In my experience it's much more useful to post ALL the code in a stackoverflow question, and not assume you know where the problem is. However, that is thousands of lines of code here, and I have literally no idea where to start! I'm happy to post small snippets on request.
I'm also happy to hear debugging strategies - interpreter state that I can check, details about the way python might affect an imported C++ binary, and so on.
Here's the structure of the code:
project/
clibs/
custom_types/
adjacency.cpp (and hpp) << graph adjacency (2nd pass; irrelevant = irr)
*array.c (and h) << dynamic array of void*s
*bit_vector.c (and h) << int* as bitfield with helper functions
polyhedron.cpp (and hpp) << for voxel initialisation; convex hull result
smallest_ints.cpp (and hpp) << for voxel entity affiliation tracking (irr)
custom_types.cpp (and hpp) << wraps all files in custom_types/
delaunay.cpp (and hpp) << marshals calls to stripack.f90
*stripack.f90 (and h) << for computing the convex hulls of grains
tensors/
*D3Vector.cpp (and hpp) << 3D double vector impl with operators
watershed.cpp (and hpp) << main algorithm entry points (ini, +two passes)
pywat/
__init__.py
watershed.pyx << cython class, python entry points.
geometric_graph.py << python code for post processing (irr)
setup.py << compile and install directives
test/
test.py << entry point for testing installed lib
(files marked * have been used extensively in other projects and are very well tested, those suffixed irr contain code only run after the problem has been caused.)

→ **Record excerpts**:
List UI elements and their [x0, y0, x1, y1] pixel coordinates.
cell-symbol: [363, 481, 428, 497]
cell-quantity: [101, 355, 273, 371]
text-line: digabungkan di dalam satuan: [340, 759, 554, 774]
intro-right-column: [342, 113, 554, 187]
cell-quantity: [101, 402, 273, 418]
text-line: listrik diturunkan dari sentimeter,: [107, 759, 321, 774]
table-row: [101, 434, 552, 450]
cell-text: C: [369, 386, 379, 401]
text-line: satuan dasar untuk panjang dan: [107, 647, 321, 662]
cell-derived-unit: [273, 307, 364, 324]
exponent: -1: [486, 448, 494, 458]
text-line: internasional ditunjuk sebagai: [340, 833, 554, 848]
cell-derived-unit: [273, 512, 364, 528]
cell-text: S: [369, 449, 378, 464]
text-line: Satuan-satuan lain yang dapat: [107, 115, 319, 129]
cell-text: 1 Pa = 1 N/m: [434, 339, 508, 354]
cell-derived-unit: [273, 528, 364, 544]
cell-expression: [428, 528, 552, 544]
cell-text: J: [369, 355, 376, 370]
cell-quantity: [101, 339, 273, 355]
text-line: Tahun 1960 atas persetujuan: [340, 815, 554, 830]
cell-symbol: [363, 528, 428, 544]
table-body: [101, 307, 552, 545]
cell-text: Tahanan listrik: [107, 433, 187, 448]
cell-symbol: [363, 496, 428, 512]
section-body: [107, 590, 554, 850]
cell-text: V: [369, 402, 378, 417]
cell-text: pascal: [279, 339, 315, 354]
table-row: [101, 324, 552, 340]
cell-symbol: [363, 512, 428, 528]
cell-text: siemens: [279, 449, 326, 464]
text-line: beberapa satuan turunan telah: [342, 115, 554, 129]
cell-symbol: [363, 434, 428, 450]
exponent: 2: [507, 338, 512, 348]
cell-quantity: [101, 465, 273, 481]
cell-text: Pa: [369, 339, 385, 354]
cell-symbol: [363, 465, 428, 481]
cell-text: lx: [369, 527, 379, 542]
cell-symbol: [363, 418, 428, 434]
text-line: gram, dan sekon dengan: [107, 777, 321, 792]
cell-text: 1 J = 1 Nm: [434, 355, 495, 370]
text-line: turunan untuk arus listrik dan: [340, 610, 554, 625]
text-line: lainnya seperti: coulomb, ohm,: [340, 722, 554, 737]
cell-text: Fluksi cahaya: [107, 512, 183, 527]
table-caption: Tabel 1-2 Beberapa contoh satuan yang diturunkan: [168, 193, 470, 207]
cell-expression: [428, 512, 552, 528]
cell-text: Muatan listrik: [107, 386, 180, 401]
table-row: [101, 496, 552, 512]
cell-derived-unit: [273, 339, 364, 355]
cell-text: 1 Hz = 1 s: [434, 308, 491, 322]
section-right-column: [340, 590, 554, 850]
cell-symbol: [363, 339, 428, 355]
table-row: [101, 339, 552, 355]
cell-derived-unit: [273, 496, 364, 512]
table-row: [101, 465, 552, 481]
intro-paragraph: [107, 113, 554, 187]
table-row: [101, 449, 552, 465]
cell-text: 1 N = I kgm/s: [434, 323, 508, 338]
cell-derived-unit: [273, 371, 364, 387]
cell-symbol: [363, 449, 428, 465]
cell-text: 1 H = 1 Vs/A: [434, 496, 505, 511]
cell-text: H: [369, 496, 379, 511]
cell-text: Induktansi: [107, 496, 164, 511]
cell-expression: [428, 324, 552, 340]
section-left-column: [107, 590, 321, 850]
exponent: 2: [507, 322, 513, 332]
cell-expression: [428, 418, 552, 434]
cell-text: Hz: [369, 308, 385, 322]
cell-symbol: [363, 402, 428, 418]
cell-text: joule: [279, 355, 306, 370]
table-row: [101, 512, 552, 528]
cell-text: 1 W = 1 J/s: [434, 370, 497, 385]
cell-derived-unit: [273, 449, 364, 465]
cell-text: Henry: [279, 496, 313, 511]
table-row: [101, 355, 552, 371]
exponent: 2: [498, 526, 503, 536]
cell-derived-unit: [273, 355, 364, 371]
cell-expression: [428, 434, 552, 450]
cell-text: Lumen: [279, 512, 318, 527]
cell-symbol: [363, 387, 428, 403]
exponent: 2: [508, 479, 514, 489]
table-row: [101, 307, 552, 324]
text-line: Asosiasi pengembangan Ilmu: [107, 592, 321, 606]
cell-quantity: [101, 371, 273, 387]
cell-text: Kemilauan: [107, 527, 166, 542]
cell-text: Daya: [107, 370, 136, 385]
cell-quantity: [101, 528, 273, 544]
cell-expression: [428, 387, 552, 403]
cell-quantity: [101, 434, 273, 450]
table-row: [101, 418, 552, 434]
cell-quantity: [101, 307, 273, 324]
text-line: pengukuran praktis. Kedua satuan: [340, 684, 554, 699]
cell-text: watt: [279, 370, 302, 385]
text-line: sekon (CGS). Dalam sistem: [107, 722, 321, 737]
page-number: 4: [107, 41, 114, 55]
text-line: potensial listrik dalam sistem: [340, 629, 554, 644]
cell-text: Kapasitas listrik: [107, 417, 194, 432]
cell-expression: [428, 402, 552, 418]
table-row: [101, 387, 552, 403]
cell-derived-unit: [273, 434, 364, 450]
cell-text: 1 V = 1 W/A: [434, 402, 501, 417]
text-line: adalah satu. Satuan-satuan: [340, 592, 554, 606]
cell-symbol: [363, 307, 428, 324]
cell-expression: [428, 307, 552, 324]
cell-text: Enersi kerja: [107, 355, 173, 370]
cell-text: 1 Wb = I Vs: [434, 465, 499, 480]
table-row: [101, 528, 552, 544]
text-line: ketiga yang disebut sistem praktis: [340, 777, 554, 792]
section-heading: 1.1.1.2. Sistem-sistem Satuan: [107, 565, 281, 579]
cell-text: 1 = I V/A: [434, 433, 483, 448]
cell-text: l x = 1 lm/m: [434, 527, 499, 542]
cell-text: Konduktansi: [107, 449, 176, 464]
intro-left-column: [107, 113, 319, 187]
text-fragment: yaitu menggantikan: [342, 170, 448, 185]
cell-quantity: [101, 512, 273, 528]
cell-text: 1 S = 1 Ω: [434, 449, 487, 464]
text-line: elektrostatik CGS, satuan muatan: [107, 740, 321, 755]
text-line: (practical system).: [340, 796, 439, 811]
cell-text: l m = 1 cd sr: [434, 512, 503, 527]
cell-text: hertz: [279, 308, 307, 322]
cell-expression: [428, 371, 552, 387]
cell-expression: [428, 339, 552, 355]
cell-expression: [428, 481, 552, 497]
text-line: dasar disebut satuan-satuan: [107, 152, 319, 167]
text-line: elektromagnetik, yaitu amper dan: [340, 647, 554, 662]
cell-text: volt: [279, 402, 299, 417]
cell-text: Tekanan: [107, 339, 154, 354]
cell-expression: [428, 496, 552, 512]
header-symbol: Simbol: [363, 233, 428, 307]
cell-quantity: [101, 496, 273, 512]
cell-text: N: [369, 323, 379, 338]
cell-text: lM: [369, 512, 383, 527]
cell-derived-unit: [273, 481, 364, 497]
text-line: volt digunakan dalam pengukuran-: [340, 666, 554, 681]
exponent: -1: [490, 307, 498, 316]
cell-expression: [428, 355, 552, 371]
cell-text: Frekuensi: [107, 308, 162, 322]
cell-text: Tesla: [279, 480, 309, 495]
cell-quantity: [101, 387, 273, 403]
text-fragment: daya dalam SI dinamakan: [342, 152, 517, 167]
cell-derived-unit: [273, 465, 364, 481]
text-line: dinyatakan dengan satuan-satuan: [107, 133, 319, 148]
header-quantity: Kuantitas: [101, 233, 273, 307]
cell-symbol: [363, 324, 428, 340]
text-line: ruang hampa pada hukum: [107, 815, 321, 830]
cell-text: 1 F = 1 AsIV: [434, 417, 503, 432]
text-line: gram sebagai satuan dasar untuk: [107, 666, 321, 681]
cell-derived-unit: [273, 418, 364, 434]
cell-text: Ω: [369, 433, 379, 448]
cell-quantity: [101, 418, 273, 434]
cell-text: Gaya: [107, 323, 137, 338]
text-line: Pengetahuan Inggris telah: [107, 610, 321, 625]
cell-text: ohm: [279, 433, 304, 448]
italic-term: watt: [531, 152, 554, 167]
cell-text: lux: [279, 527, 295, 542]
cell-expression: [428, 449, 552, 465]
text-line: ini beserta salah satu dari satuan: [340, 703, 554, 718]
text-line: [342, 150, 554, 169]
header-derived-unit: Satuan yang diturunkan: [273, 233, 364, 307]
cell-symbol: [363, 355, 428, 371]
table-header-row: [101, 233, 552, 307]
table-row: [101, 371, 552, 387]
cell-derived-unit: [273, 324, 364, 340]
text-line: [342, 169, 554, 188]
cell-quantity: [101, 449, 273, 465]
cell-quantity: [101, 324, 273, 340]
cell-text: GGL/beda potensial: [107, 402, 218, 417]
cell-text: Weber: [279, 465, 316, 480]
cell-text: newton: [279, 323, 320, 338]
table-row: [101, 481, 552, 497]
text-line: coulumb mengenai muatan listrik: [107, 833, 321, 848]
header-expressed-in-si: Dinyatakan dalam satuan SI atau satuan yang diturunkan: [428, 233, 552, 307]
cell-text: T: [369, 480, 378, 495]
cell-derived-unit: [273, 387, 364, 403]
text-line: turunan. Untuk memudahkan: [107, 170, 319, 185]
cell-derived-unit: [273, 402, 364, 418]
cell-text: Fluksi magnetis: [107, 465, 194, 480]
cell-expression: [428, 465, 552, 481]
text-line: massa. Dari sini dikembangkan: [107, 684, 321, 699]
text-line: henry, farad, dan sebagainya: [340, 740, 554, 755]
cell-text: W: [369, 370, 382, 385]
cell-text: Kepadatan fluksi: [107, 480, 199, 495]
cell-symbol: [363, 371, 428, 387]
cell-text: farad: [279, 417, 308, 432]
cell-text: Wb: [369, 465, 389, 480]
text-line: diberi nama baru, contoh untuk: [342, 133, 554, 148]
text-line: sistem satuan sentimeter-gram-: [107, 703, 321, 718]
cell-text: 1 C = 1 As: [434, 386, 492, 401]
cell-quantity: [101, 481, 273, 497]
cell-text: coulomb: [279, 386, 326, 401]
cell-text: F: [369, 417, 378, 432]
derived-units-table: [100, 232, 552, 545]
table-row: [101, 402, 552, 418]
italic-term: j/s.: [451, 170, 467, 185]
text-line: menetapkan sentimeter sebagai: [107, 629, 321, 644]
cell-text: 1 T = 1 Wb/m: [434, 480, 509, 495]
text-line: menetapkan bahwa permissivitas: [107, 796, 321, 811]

→ **Task to carry out**:
Rewrite the part of the forum post above that opens with the words containing "Here's the structure" and closes with "affiliation tracking (irr)", swapping "voxel" for "cell" everywhere.

→ **Task output**:
Here's the structure of the code:
project/
clibs/
custom_types/
adjacency.cpp (and hpp) << graph adjacency (2nd pass; irrelevant = irr)
*array.c (and h) << dynamic array of void*s
*bit_vector.c (and h) << int* as bitfield with helper functions
polyhedron.cpp (and hpp) << for cell initialisation; convex hull result
smallest_ints.cpp (and hpp) << for cell entity affiliation tracking (irr)